● Directions for this task: Render the lines starting at the one containing "UI element localization: list" and ending at the one containing "data-point xyxy=(252,316,262,326)" as a Markdown table with columns Index and Entry, numbering each line and skipping blank lines. Leave out any pictures.

● Task data:

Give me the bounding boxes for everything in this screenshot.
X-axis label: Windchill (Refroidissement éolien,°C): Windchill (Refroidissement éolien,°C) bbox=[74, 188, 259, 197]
---
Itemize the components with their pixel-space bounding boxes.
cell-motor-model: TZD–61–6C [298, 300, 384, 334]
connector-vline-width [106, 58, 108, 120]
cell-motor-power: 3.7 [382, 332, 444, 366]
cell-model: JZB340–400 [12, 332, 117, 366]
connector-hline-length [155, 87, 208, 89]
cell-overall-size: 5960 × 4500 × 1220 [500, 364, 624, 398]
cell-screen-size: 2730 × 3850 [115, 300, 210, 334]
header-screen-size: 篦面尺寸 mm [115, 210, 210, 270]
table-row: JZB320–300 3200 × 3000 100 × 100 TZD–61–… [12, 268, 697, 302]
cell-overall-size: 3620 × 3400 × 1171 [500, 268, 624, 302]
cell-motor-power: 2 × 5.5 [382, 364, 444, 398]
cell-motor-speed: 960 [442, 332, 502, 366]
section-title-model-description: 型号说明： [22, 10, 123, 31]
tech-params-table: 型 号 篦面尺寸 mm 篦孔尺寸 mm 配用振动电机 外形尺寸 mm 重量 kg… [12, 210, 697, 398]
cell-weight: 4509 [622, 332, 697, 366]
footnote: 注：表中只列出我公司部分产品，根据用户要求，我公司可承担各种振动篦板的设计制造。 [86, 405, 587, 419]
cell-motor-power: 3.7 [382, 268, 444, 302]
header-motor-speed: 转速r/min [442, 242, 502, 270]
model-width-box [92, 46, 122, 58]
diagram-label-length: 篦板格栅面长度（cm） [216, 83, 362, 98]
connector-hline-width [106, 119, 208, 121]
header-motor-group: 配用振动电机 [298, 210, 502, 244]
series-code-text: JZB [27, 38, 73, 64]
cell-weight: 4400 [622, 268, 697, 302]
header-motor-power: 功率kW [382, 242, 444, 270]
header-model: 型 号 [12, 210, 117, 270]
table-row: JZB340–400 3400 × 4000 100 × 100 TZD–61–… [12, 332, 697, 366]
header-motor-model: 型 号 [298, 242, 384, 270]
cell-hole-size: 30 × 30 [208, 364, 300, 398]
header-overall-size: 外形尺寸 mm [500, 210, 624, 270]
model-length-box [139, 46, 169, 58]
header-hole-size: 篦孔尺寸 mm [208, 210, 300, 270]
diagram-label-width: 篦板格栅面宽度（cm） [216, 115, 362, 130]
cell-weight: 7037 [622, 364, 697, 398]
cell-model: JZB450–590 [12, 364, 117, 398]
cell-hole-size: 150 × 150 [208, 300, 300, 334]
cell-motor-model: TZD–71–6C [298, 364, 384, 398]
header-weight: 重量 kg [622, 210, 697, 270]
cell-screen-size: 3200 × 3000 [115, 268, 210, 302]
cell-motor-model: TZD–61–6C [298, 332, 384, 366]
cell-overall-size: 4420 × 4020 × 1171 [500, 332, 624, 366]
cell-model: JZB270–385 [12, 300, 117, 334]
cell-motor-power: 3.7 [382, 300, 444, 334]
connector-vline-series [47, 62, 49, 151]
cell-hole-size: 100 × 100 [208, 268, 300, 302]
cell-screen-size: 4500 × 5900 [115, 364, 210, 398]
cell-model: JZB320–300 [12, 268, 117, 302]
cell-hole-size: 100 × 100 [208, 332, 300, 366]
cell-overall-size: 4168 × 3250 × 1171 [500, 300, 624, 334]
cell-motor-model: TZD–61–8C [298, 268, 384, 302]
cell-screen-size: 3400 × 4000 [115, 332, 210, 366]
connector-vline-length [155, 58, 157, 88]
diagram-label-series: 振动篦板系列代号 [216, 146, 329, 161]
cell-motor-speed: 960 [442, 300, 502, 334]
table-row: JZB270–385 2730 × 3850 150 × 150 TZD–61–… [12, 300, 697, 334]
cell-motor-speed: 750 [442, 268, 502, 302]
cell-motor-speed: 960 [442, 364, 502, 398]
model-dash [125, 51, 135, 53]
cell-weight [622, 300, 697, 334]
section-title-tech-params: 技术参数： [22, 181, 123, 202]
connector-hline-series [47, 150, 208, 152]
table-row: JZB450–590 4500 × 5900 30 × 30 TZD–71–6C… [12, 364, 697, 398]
* * *
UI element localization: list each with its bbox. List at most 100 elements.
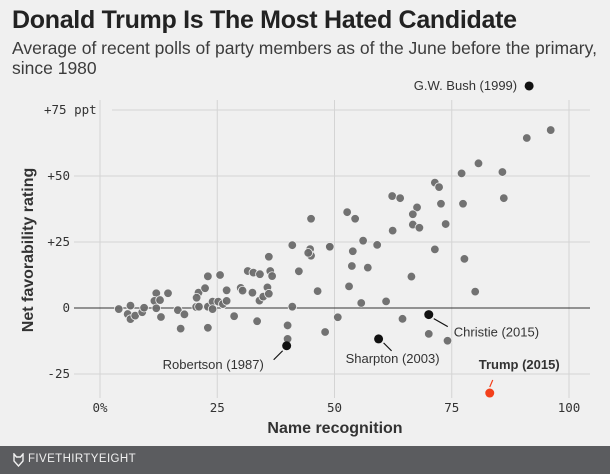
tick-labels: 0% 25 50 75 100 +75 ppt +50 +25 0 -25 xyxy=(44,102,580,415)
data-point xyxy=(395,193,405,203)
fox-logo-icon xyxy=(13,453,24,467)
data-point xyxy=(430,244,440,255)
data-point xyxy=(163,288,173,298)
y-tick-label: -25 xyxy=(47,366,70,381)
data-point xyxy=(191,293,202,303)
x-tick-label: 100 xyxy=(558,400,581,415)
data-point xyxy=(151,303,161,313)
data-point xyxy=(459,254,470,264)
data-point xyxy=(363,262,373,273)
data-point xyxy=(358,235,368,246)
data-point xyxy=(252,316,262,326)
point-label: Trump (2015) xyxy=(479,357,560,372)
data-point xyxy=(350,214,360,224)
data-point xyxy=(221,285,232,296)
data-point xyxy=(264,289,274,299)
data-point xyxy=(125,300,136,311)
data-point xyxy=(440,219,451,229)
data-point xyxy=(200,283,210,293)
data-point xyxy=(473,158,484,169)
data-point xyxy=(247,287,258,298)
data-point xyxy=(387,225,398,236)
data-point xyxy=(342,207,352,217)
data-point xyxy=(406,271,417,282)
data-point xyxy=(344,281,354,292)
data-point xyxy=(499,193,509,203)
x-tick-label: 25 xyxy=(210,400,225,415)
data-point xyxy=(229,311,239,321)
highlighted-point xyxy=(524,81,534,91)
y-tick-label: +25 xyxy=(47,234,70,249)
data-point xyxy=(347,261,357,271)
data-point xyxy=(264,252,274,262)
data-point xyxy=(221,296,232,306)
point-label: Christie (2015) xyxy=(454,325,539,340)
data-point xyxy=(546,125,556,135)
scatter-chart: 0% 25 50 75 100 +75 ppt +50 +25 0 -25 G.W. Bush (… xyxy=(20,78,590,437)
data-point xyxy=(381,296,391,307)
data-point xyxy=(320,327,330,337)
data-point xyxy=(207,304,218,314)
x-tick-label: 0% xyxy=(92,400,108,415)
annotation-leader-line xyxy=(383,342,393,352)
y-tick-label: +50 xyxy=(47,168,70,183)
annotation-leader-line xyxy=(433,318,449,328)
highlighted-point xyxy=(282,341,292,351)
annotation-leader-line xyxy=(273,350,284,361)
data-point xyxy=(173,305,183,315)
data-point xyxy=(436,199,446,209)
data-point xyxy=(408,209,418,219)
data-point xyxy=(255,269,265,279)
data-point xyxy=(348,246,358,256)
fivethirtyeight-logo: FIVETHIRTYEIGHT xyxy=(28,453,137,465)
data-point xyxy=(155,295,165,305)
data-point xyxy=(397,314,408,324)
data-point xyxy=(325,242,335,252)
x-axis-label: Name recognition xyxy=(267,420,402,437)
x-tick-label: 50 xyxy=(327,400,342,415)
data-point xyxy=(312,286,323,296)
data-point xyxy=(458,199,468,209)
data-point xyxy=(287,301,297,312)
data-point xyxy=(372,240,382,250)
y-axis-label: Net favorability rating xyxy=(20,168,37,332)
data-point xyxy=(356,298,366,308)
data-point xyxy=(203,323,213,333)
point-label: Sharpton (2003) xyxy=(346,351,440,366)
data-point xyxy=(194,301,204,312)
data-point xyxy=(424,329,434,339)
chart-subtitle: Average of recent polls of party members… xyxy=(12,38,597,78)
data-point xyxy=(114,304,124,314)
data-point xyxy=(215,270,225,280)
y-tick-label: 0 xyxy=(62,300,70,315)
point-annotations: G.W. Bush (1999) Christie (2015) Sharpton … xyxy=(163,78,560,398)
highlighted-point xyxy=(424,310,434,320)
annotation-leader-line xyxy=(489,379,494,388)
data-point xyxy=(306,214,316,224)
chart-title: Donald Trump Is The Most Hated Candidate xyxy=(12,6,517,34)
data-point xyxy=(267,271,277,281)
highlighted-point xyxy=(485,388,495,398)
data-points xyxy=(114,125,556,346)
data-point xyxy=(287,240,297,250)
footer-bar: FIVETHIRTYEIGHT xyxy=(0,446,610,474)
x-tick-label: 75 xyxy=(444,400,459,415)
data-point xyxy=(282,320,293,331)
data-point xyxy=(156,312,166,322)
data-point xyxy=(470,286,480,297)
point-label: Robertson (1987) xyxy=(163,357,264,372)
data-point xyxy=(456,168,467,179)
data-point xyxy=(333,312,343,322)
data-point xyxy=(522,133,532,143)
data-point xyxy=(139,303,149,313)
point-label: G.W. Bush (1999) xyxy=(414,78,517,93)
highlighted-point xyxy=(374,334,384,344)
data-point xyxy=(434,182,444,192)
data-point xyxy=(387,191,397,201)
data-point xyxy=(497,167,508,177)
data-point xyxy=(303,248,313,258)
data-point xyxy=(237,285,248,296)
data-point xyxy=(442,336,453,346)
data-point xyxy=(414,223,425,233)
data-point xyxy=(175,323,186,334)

● Task output:
| Index | Entry |
|---|---|
| 1 | UI element localization: list each with its bbox. List at most 100 elements. |
| 2 | tick-labels: 0% 25 50 75 100 +75 ppt +50 +25 0 -25 xyxy=(44,102,580,415) |
| 3 | data-point xyxy=(395,193,405,203) |
| 4 | fox-logo-icon xyxy=(13,453,24,467) |
| 5 | data-point xyxy=(430,244,440,255) |
| 6 | data-point xyxy=(163,288,173,298) |
| 7 | y-tick-label: -25 xyxy=(47,366,70,381) |
| 8 | data-point xyxy=(191,293,202,303) |
| 9 | x-tick-label: 100 xyxy=(558,400,581,415) |
| 10 | data-point xyxy=(151,303,161,313) |
| 11 | data-point xyxy=(459,254,470,264) |
| 12 | data-point xyxy=(363,262,373,273) |
| 13 | data-point xyxy=(358,235,368,246) |
| 14 | data-point xyxy=(252,316,262,326) |